Exercise prompt
Repeat every entry word for word, skipping the pictures.

-- start --

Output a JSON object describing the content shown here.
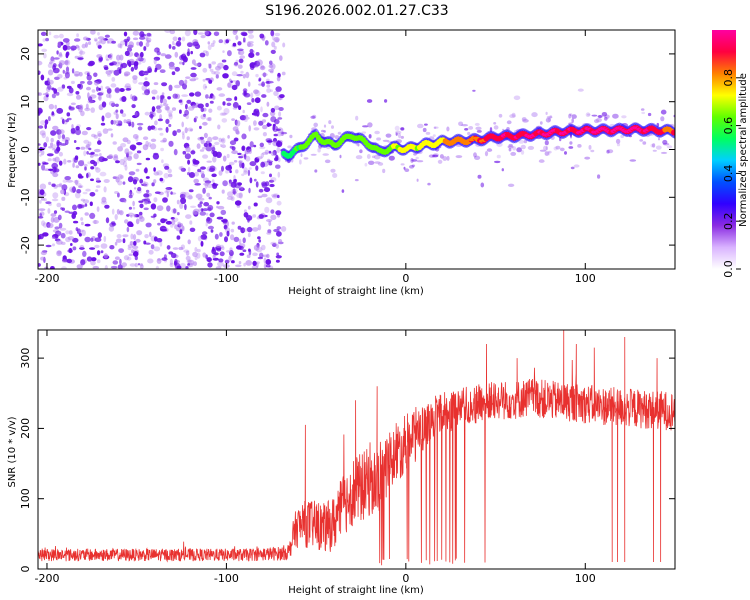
{
  "title": "S196.2026.002.01.27.C33",
  "colors": {
    "snr_line": "#e8312f",
    "sparse_cells": "#b07cf0",
    "dense_cells": "#6a10e6",
    "axis": "#000000"
  },
  "chart_data": [
    {
      "type": "heatmap",
      "title": "S196.2026.002.01.27.C33",
      "xlabel": "Height of straight line (km)",
      "ylabel": "Frequency (Hz)",
      "xlim": [
        -205,
        150
      ],
      "ylim": [
        -25,
        25
      ],
      "xticks": [
        -200,
        -100,
        0,
        100
      ],
      "yticks": [
        -20,
        -10,
        0,
        10,
        20
      ],
      "colorbar": {
        "label": "Normalized spectral amplitude",
        "range": [
          0,
          1
        ],
        "ticks": [
          0.0,
          0.2,
          0.4,
          0.6,
          0.8
        ],
        "tick_labels": [
          "0.0",
          "0.2",
          "0.4",
          "0.6",
          "0.8"
        ],
        "colormap": [
          "#ffffff",
          "#d9b3ff",
          "#8a2be2",
          "#3000ff",
          "#0050ff",
          "#00d0ff",
          "#00ff60",
          "#60ff00",
          "#ffff00",
          "#ff8000",
          "#ff0040",
          "#ff00a0"
        ]
      },
      "noise_region_x": [
        -205,
        -68
      ],
      "signal_region_x": [
        -68,
        150
      ],
      "ridge": {
        "x": [
          -65,
          -60,
          -55,
          -50,
          -45,
          -40,
          -35,
          -30,
          -25,
          -20,
          -15,
          -10,
          -5,
          0,
          5,
          10,
          15,
          20,
          30,
          40,
          50,
          60,
          70,
          80,
          90,
          100,
          110,
          120,
          130,
          140,
          150
        ],
        "frequency_hz": [
          -1.0,
          0.0,
          1.5,
          3.0,
          1.5,
          1.0,
          2.0,
          3.0,
          2.0,
          1.0,
          -0.5,
          0.0,
          0.5,
          0.0,
          0.5,
          1.0,
          1.2,
          1.6,
          1.8,
          2.0,
          2.6,
          2.8,
          3.1,
          3.5,
          3.8,
          4.0,
          4.0,
          4.1,
          4.2,
          4.0,
          3.8
        ],
        "amplitude": [
          0.3,
          0.35,
          0.4,
          0.45,
          0.4,
          0.45,
          0.5,
          0.45,
          0.45,
          0.45,
          0.45,
          0.5,
          0.55,
          0.6,
          0.55,
          0.6,
          0.65,
          0.7,
          0.8,
          0.85,
          0.95,
          0.9,
          0.95,
          1.0,
          0.95,
          0.95,
          1.0,
          1.0,
          1.0,
          0.9,
          0.85
        ]
      }
    },
    {
      "type": "line",
      "xlabel": "Height of straight line (km)",
      "ylabel": "SNR (10 * v/v)",
      "xlim": [
        -205,
        150
      ],
      "ylim": [
        0,
        340
      ],
      "xticks": [
        -200,
        -100,
        0,
        100
      ],
      "yticks": [
        0,
        100,
        200,
        300
      ],
      "series": [
        {
          "name": "SNR",
          "x": [
            -205,
            -180,
            -150,
            -120,
            -90,
            -70,
            -65,
            -62,
            -60,
            -55,
            -50,
            -45,
            -40,
            -35,
            -30,
            -25,
            -20,
            -15,
            -10,
            -5,
            0,
            5,
            10,
            15,
            20,
            25,
            30,
            40,
            50,
            60,
            70,
            80,
            90,
            100,
            110,
            120,
            130,
            140,
            150
          ],
          "mean": [
            20,
            20,
            20,
            20,
            20,
            22,
            25,
            55,
            60,
            65,
            62,
            58,
            65,
            90,
            110,
            115,
            125,
            130,
            150,
            165,
            180,
            190,
            200,
            215,
            220,
            225,
            230,
            235,
            240,
            240,
            245,
            240,
            238,
            235,
            232,
            230,
            228,
            226,
            225
          ],
          "noise": [
            9,
            9,
            9,
            9,
            9,
            10,
            12,
            25,
            30,
            35,
            35,
            35,
            40,
            45,
            50,
            50,
            50,
            50,
            45,
            45,
            40,
            40,
            35,
            30,
            30,
            30,
            28,
            28,
            28,
            28,
            28,
            28,
            28,
            28,
            28,
            28,
            28,
            28,
            28
          ],
          "spike_peaks_x": [
            -56,
            -28,
            -16,
            45,
            62,
            88,
            95,
            105,
            122,
            140
          ],
          "spike_peaks_y": [
            205,
            240,
            260,
            320,
            300,
            340,
            320,
            315,
            330,
            300
          ],
          "dropout_zone_x": [
            -20,
            55
          ],
          "late_dropouts_x": [
            115,
            118,
            122,
            138,
            142
          ]
        }
      ]
    }
  ]
}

-- end --

Result below
Output a JSON object describing the content shown here.
{
  "title": "S196.2026.002.01.27.C33",
  "colors": {
    "snr_line": "#e8312f",
    "sparse_cells": "#b07cf0",
    "dense_cells": "#6a10e6",
    "axis": "#000000"
  },
  "chart_data": [
    {
      "type": "heatmap",
      "title": "S196.2026.002.01.27.C33",
      "xlabel": "Height of straight line (km)",
      "ylabel": "Frequency (Hz)",
      "xlim": [
        -205,
        150
      ],
      "ylim": [
        -25,
        25
      ],
      "xticks": [
        -200,
        -100,
        0,
        100
      ],
      "yticks": [
        -20,
        -10,
        0,
        10,
        20
      ],
      "colorbar": {
        "label": "Normalized spectral amplitude",
        "range": [
          0,
          1
        ],
        "ticks": [
          0.0,
          0.2,
          0.4,
          0.6,
          0.8
        ],
        "tick_labels": [
          "0.0",
          "0.2",
          "0.4",
          "0.6",
          "0.8"
        ],
        "colormap": [
          "#ffffff",
          "#d9b3ff",
          "#8a2be2",
          "#3000ff",
          "#0050ff",
          "#00d0ff",
          "#00ff60",
          "#60ff00",
          "#ffff00",
          "#ff8000",
          "#ff0040",
          "#ff00a0"
        ]
      },
      "noise_region_x": [
        -205,
        -68
      ],
      "signal_region_x": [
        -68,
        150
      ],
      "ridge": {
        "x": [
          -65,
          -60,
          -55,
          -50,
          -45,
          -40,
          -35,
          -30,
          -25,
          -20,
          -15,
          -10,
          -5,
          0,
          5,
          10,
          15,
          20,
          30,
          40,
          50,
          60,
          70,
          80,
          90,
          100,
          110,
          120,
          130,
          140,
          150
        ],
        "frequency_hz": [
          -1.0,
          0.0,
          1.5,
          3.0,
          1.5,
          1.0,
          2.0,
          3.0,
          2.0,
          1.0,
          -0.5,
          0.0,
          0.5,
          0.0,
          0.5,
          1.0,
          1.2,
          1.6,
          1.8,
          2.0,
          2.6,
          2.8,
          3.1,
          3.5,
          3.8,
          4.0,
          4.0,
          4.1,
          4.2,
          4.0,
          3.8
        ],
        "amplitude": [
          0.3,
          0.35,
          0.4,
          0.45,
          0.4,
          0.45,
          0.5,
          0.45,
          0.45,
          0.45,
          0.45,
          0.5,
          0.55,
          0.6,
          0.55,
          0.6,
          0.65,
          0.7,
          0.8,
          0.85,
          0.95,
          0.9,
          0.95,
          1.0,
          0.95,
          0.95,
          1.0,
          1.0,
          1.0,
          0.9,
          0.85
        ]
      }
    },
    {
      "type": "line",
      "xlabel": "Height of straight line (km)",
      "ylabel": "SNR (10 * v/v)",
      "xlim": [
        -205,
        150
      ],
      "ylim": [
        0,
        340
      ],
      "xticks": [
        -200,
        -100,
        0,
        100
      ],
      "yticks": [
        0,
        100,
        200,
        300
      ],
      "series": [
        {
          "name": "SNR",
          "x": [
            -205,
            -180,
            -150,
            -120,
            -90,
            -70,
            -65,
            -62,
            -60,
            -55,
            -50,
            -45,
            -40,
            -35,
            -30,
            -25,
            -20,
            -15,
            -10,
            -5,
            0,
            5,
            10,
            15,
            20,
            25,
            30,
            40,
            50,
            60,
            70,
            80,
            90,
            100,
            110,
            120,
            130,
            140,
            150
          ],
          "mean": [
            20,
            20,
            20,
            20,
            20,
            22,
            25,
            55,
            60,
            65,
            62,
            58,
            65,
            90,
            110,
            115,
            125,
            130,
            150,
            165,
            180,
            190,
            200,
            215,
            220,
            225,
            230,
            235,
            240,
            240,
            245,
            240,
            238,
            235,
            232,
            230,
            228,
            226,
            225
          ],
          "noise": [
            9,
            9,
            9,
            9,
            9,
            10,
            12,
            25,
            30,
            35,
            35,
            35,
            40,
            45,
            50,
            50,
            50,
            50,
            45,
            45,
            40,
            40,
            35,
            30,
            30,
            30,
            28,
            28,
            28,
            28,
            28,
            28,
            28,
            28,
            28,
            28,
            28,
            28,
            28
          ],
          "spike_peaks_x": [
            -56,
            -28,
            -16,
            45,
            62,
            88,
            95,
            105,
            122,
            140
          ],
          "spike_peaks_y": [
            205,
            240,
            260,
            320,
            300,
            340,
            320,
            315,
            330,
            300
          ],
          "dropout_zone_x": [
            -20,
            55
          ],
          "late_dropouts_x": [
            115,
            118,
            122,
            138,
            142
          ]
        }
      ]
    }
  ]
}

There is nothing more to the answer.